Objective
Copy out all of the material below line for line, without changing anything, and leave out the pictures.

Entries provided
● ● ● ●

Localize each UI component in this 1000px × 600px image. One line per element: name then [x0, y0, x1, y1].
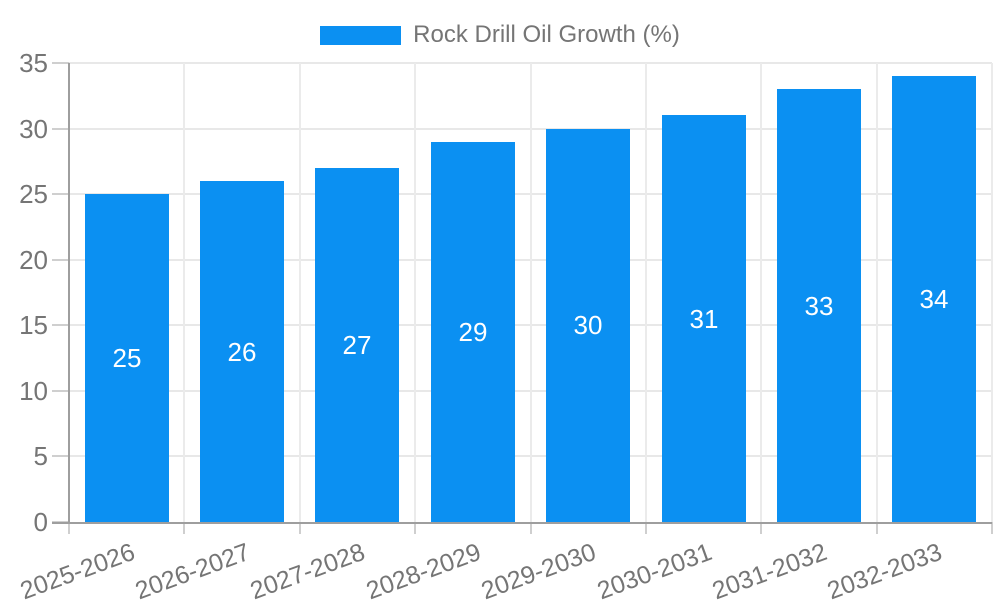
- legend: Rock Drill Oil Growth (%): [0, 21, 1000, 49]
- y-tick: [52, 193, 69, 195]
- y-axis-line: [68, 63, 70, 524]
- x-tick: [299, 522, 301, 534]
- bar[interactable]: [777, 89, 861, 522]
- bar-value-label: 27: [342, 330, 372, 360]
- y-tick: [52, 259, 69, 261]
- legend-swatch: [320, 25, 402, 45]
- y-tick: [52, 324, 69, 326]
- bar-value-label: 26: [227, 337, 257, 367]
- bar-value-label: 29: [458, 317, 488, 347]
- x-tick: [414, 522, 416, 534]
- x-axis-line: [52, 522, 992, 524]
- x-tick: [645, 522, 647, 534]
- y-tick-label: 5: [33, 441, 48, 471]
- y-tick-label: 30: [19, 114, 48, 144]
- x-gridline: [299, 63, 301, 522]
- bar[interactable]: [546, 129, 630, 522]
- y-tick: [52, 455, 69, 457]
- bar[interactable]: [431, 142, 515, 522]
- x-tick: [876, 522, 878, 534]
- bar[interactable]: [315, 168, 399, 522]
- x-tick: [760, 522, 762, 534]
- bar[interactable]: [892, 76, 976, 522]
- y-tick-label: 25: [19, 179, 48, 209]
- bar[interactable]: [85, 194, 169, 522]
- y-tick-label: 10: [19, 376, 48, 406]
- y-tick: [52, 390, 69, 392]
- bar-value-label: 33: [804, 291, 834, 321]
- x-gridline: [530, 63, 532, 522]
- x-gridline: [414, 63, 416, 522]
- x-tick: [991, 522, 993, 534]
- y-tick-label: 0: [33, 507, 48, 537]
- bar[interactable]: [200, 181, 284, 522]
- x-tick: [183, 522, 185, 534]
- bar-value-label: 25: [112, 343, 142, 373]
- legend-item[interactable]: Rock Drill Oil Growth (%): [320, 21, 680, 49]
- y-tick-label: 20: [19, 245, 48, 275]
- x-tick: [68, 522, 70, 534]
- legend-label: Rock Drill Oil Growth (%): [413, 21, 680, 48]
- x-tick: [530, 522, 532, 534]
- bar-value-label: 34: [919, 284, 949, 314]
- bar[interactable]: [662, 115, 746, 522]
- y-tick: [52, 128, 69, 130]
- x-gridline: [876, 63, 878, 522]
- bar-value-label: 30: [573, 310, 603, 340]
- x-gridline: [991, 63, 993, 522]
- x-gridline: [645, 63, 647, 522]
- bar-value-label: 31: [689, 304, 719, 334]
- y-tick-label: 15: [19, 310, 48, 340]
- x-gridline: [183, 63, 185, 522]
- y-tick-label: 35: [19, 48, 48, 78]
- x-gridline: [760, 63, 762, 522]
- y-tick: [52, 62, 69, 64]
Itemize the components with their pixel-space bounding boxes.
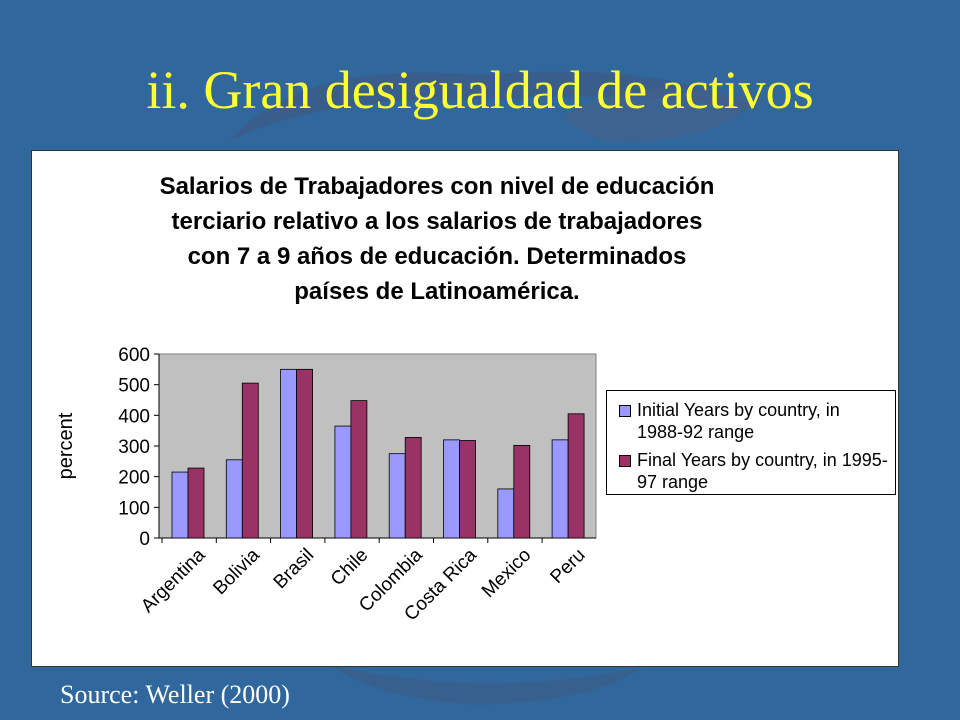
bar-initial [171, 471, 189, 539]
y-tick-label: 500 [118, 376, 150, 397]
chart-title: Salarios de Trabajadores con nivel de ed… [92, 169, 782, 309]
legend-label-initial: Initial Years by country, in 1988-92 ran… [637, 400, 840, 442]
x-tick-label: Chile [327, 545, 372, 590]
y-tick-label: 0 [139, 529, 150, 550]
plot-area [158, 353, 597, 539]
x-tick-label: Argentina [137, 544, 210, 617]
legend-item-initial: Initial Years by country, in 1988-92 ran… [619, 399, 889, 443]
bar-final [567, 413, 585, 539]
chart-panel: Salarios de Trabajadores con nivel de ed… [31, 150, 899, 667]
y-tick-label: 600 [118, 345, 150, 366]
bar-initial [443, 439, 460, 539]
legend-label-final: Final Years by country, in 1995-97 range [637, 450, 888, 492]
bar-final [513, 444, 531, 539]
y-tick-label: 300 [118, 437, 150, 458]
y-axis-label: percent [55, 412, 77, 479]
bar-final [187, 467, 205, 539]
x-tick-label: Bolivia [209, 544, 264, 599]
bar-initial [225, 459, 243, 539]
y-tick-label: 100 [118, 498, 150, 519]
bar-initial [388, 453, 406, 539]
bar-final [350, 400, 368, 539]
y-tick-label: 400 [118, 406, 150, 427]
x-tick-label: Peru [546, 545, 589, 588]
legend-swatch-final [619, 455, 631, 467]
legend-item-final: Final Years by country, in 1995-97 range [619, 449, 889, 493]
chart-title-line: Salarios de Trabajadores con nivel de ed… [159, 173, 715, 200]
bar-initial [551, 439, 569, 539]
bar-final [404, 437, 422, 539]
bar-initial [280, 368, 298, 539]
x-tick-label: Mexico [478, 545, 535, 602]
chart-legend: Initial Years by country, in 1988-92 ran… [606, 390, 896, 495]
bar-final [459, 440, 476, 539]
chart-title-line: terciario relativo a los salarios de tra… [171, 208, 703, 235]
bar-chart: 0 100 200 300 400 500 600 percent Argentina Boliv… [55, 345, 597, 625]
bar-initial [334, 425, 352, 539]
bar-final [241, 382, 259, 539]
bar-final [296, 368, 314, 539]
bar-initial [497, 488, 515, 539]
y-tick-label: 200 [118, 468, 150, 489]
chart-title-line: países de Latinoamérica. [294, 278, 580, 305]
source-citation: Source: Weller (2000) [60, 680, 290, 709]
legend-swatch-initial [619, 405, 631, 417]
chart-title-line: con 7 a 9 años de educación. Determinado… [187, 243, 687, 270]
slide-title: ii. Gran desigualdad de activos [146, 60, 814, 120]
x-tick-label: Brasil [270, 545, 318, 593]
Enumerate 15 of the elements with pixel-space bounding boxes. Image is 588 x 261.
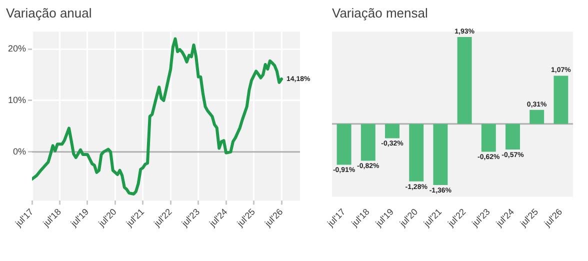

● ● ● ●

Written response
Localize each UI component in this 1000px × 600px image. One line per element: name then [x0, y0, x1, y1].
- legend: Rock Drill Oil Growth (%): [0, 21, 1000, 49]
- y-tick: [52, 193, 69, 195]
- y-axis-line: [68, 63, 70, 524]
- x-tick: [299, 522, 301, 534]
- bar[interactable]: [777, 89, 861, 522]
- bar-value-label: 27: [342, 330, 372, 360]
- y-tick: [52, 259, 69, 261]
- legend-swatch: [320, 25, 402, 45]
- y-tick: [52, 324, 69, 326]
- bar-value-label: 26: [227, 337, 257, 367]
- bar-value-label: 29: [458, 317, 488, 347]
- x-tick: [414, 522, 416, 534]
- x-axis-line: [52, 522, 992, 524]
- x-tick: [645, 522, 647, 534]
- y-tick-label: 5: [33, 441, 48, 471]
- y-tick-label: 30: [19, 114, 48, 144]
- x-gridline: [299, 63, 301, 522]
- bar[interactable]: [546, 129, 630, 522]
- y-tick: [52, 455, 69, 457]
- bar[interactable]: [431, 142, 515, 522]
- x-tick: [876, 522, 878, 534]
- bar[interactable]: [315, 168, 399, 522]
- x-tick: [760, 522, 762, 534]
- bar[interactable]: [892, 76, 976, 522]
- y-tick-label: 25: [19, 179, 48, 209]
- bar[interactable]: [85, 194, 169, 522]
- y-tick-label: 10: [19, 376, 48, 406]
- y-tick: [52, 390, 69, 392]
- bar-value-label: 33: [804, 291, 834, 321]
- x-gridline: [530, 63, 532, 522]
- x-gridline: [414, 63, 416, 522]
- x-tick: [991, 522, 993, 534]
- y-tick-label: 0: [33, 507, 48, 537]
- bar[interactable]: [200, 181, 284, 522]
- x-tick: [183, 522, 185, 534]
- bar-value-label: 25: [112, 343, 142, 373]
- legend-item[interactable]: Rock Drill Oil Growth (%): [320, 21, 680, 49]
- y-tick-label: 20: [19, 245, 48, 275]
- x-tick: [68, 522, 70, 534]
- legend-label: Rock Drill Oil Growth (%): [413, 21, 680, 48]
- x-tick: [530, 522, 532, 534]
- bar-value-label: 34: [919, 284, 949, 314]
- bar[interactable]: [662, 115, 746, 522]
- y-tick: [52, 128, 69, 130]
- x-gridline: [876, 63, 878, 522]
- bar-value-label: 30: [573, 310, 603, 340]
- x-gridline: [991, 63, 993, 522]
- x-gridline: [645, 63, 647, 522]
- bar-value-label: 31: [689, 304, 719, 334]
- y-tick-label: 15: [19, 310, 48, 340]
- x-gridline: [183, 63, 185, 522]
- y-tick-label: 35: [19, 48, 48, 78]
- x-gridline: [760, 63, 762, 522]
- y-tick: [52, 62, 69, 64]
Itemize the components with their pixel-space bounding boxes.
bar-initial [171, 471, 189, 539]
y-tick-label: 500 [118, 376, 150, 397]
chart-title: Salarios de Trabajadores con nivel de ed… [92, 169, 782, 309]
legend-label-initial: Initial Years by country, in 1988-92 ran… [637, 400, 840, 442]
x-tick-label: Chile [327, 545, 372, 590]
y-tick-label: 0 [139, 529, 150, 550]
plot-area [158, 353, 597, 539]
x-tick-label: Argentina [137, 544, 210, 617]
legend-item-initial: Initial Years by country, in 1988-92 ran… [619, 399, 889, 443]
bar-final [567, 413, 585, 539]
chart-panel: Salarios de Trabajadores con nivel de ed… [31, 150, 899, 667]
y-tick-label: 600 [118, 345, 150, 366]
bar-initial [443, 439, 460, 539]
legend-label-final: Final Years by country, in 1995-97 range [637, 450, 888, 492]
bar-final [513, 444, 531, 539]
y-tick-label: 300 [118, 437, 150, 458]
y-axis-label: percent [55, 412, 77, 479]
bar-final [187, 467, 205, 539]
x-tick-label: Bolivia [209, 544, 264, 599]
bar-initial [225, 459, 243, 539]
y-tick-label: 100 [118, 498, 150, 519]
bar-initial [388, 453, 406, 539]
bar-final [350, 400, 368, 539]
y-tick-label: 400 [118, 406, 150, 427]
x-tick-label: Peru [546, 545, 589, 588]
legend-swatch-final [619, 455, 631, 467]
legend-item-final: Final Years by country, in 1995-97 range [619, 449, 889, 493]
chart-title-line: Salarios de Trabajadores con nivel de ed… [159, 173, 715, 200]
bar-initial [551, 439, 569, 539]
bar-final [404, 437, 422, 539]
bar-initial [280, 368, 298, 539]
x-tick-label: Mexico [478, 545, 535, 602]
chart-legend: Initial Years by country, in 1988-92 ran… [606, 390, 896, 495]
bar-final [459, 440, 476, 539]
chart-title-line: terciario relativo a los salarios de tra… [171, 208, 703, 235]
bar-chart: 0 100 200 300 400 500 600 percent Argentina Boliv… [55, 345, 597, 625]
bar-initial [334, 425, 352, 539]
bar-final [241, 382, 259, 539]
bar-final [296, 368, 314, 539]
bar-initial [497, 488, 515, 539]
y-tick-label: 200 [118, 468, 150, 489]
chart-title-line: países de Latinoamérica. [294, 278, 580, 305]
source-citation: Source: Weller (2000) [60, 680, 290, 709]
legend-swatch-initial [619, 405, 631, 417]
chart-title-line: con 7 a 9 años de educación. Determinado… [187, 243, 687, 270]
slide-title: ii. Gran desigualdad de activos [146, 60, 814, 120]
x-tick-label: Brasil [270, 545, 318, 593]
Enumerate 15 of the elements with pixel-space bounding boxes. Image is 588 x 261.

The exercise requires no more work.